### Data entries
__________________________________________________
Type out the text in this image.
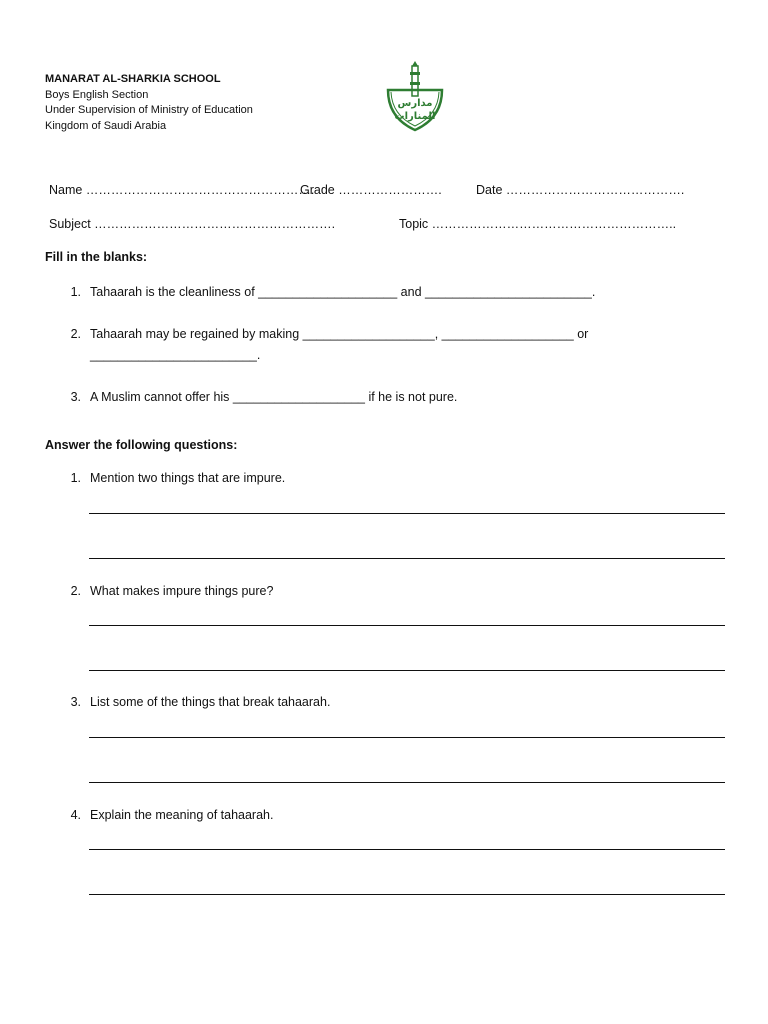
MANARAT AL-SHARKIA SCHOOL
Boys English Section
Under Supervision of Ministry of Education
Kingdom of Saudi Arabia
مدارس
المنارات
Name ……………………………………………….
Grade …………………….	Date …………………………………….
Subject ………………………………………………….	Topic …………………………………………………..
Fill in the blanks:
1. Tahaarah is the cleanliness of ____________________ and ________________________.
2. Tahaarah may be regained by making ___________________, ___________________ or
________________________.
3. A Muslim cannot offer his ___________________ if he is not pure.
Answer the following questions:
1. Mention two things that are impure.
2. What makes impure things pure?
3. List some of the things that break tahaarah.
4. Explain the meaning of tahaarah.
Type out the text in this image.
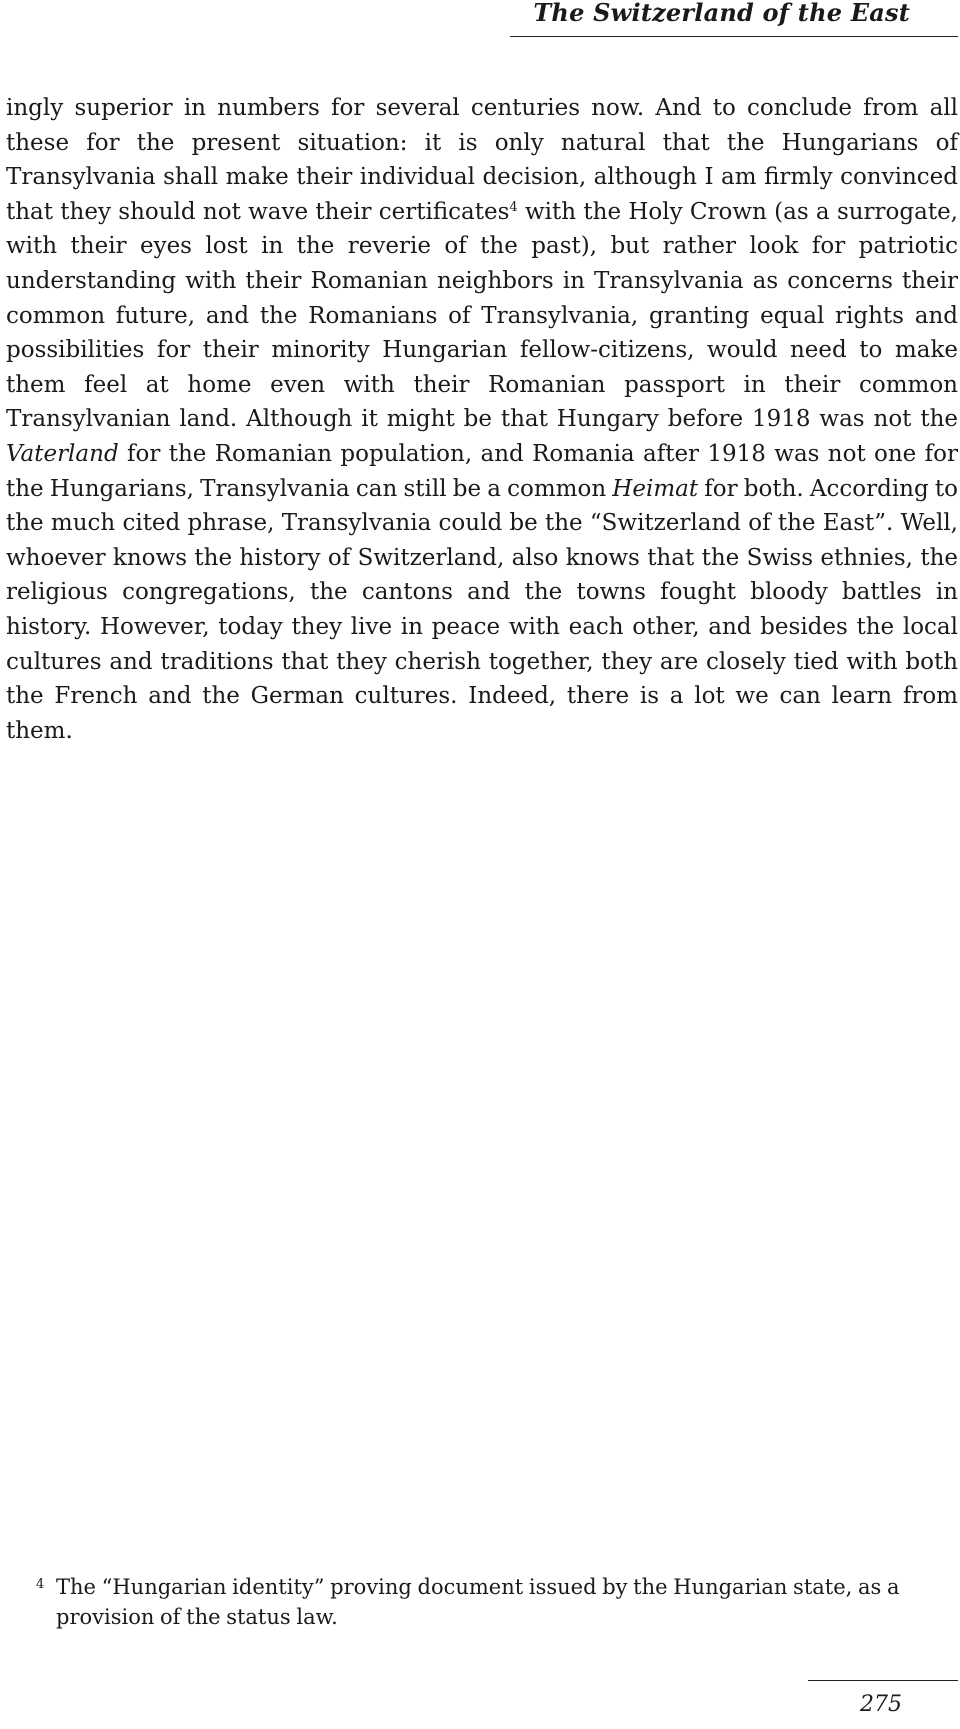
The Switzerland of the East

ingly superior in numbers for several centuries now. And to conclude from all these for the present situation: it is only natural that the Hungarians of Transylvania shall make their individual decision, although I am firmly convinced that they should not wave their certificates$^4$ with the Holy Crown (as a surrogate, with their eyes lost in the reverie of the past), but rather look for patriotic understanding with their Romanian neighbors in Transylvania as concerns their common future, and the Romanians of Transylvania, granting equal rights and possibilities for their minority Hungarian fellow-citizens, would need to make them feel at home even with their Romanian passport in their common Transylvanian land. Although it might be that Hungary before 1918 was not the Vaterland for the Romanian population, and Romania after 1918 was not one for the Hungarians, Transylvania can still be a common Heimat for both. According to the much cited phrase, Transylvania could be the “Switzerland of the East”. Well, whoever knows the history of Switzerland, also knows that the Swiss ethnies, the religious congregations, the cantons and the towns fought bloody battles in history. However, today they live in peace with each other, and besides the local cultures and traditions that they cherish together, they are closely tied with both the French and the German cultures. Indeed, there is a lot we can learn from them.

4 The “Hungarian identity” proving document issued by the Hungarian state, as a provision of the status law.
275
__________________________________________________
### Written request
Pick out lines containing the word "East", each one as written.

### Written solution
The Switzerland of the East
ingly superior in numbers for several centuries now. And to conclude from all these for the present situation: it is only natural that the Hungarians of Transylvania shall make their individual decision, although I am firmly convinced that they should not wave their certificates$^4$ with the Holy Crown (as a surrogate, with their eyes lost in the reverie of the past), but rather look for patriotic understanding with their Romanian neighbors in Transylvania as concerns their common future, and the Romanians of Transylvania, granting equal rights and possibilities for their minority Hungarian fellow-citizens, would need to make them feel at home even with their Romanian passport in their common Transylvanian land. Although it might be that Hungary before 1918 was not the Vaterland for the Romanian population, and Romania after 1918 was not one for the Hungarians, Transylvania can still be a common Heimat for both. According to the much cited phrase, Transylvania could be the “Switzerland of the East”. Well, whoever knows the history of Switzerland, also knows that the Swiss ethnies, the religious congregations, the cantons and the towns fought bloody battles in history. However, today they live in peace with each other, and besides the local cultures and traditions that they cherish together, they are closely tied with both the French and the German cultures. Indeed, there is a lot we can learn from them.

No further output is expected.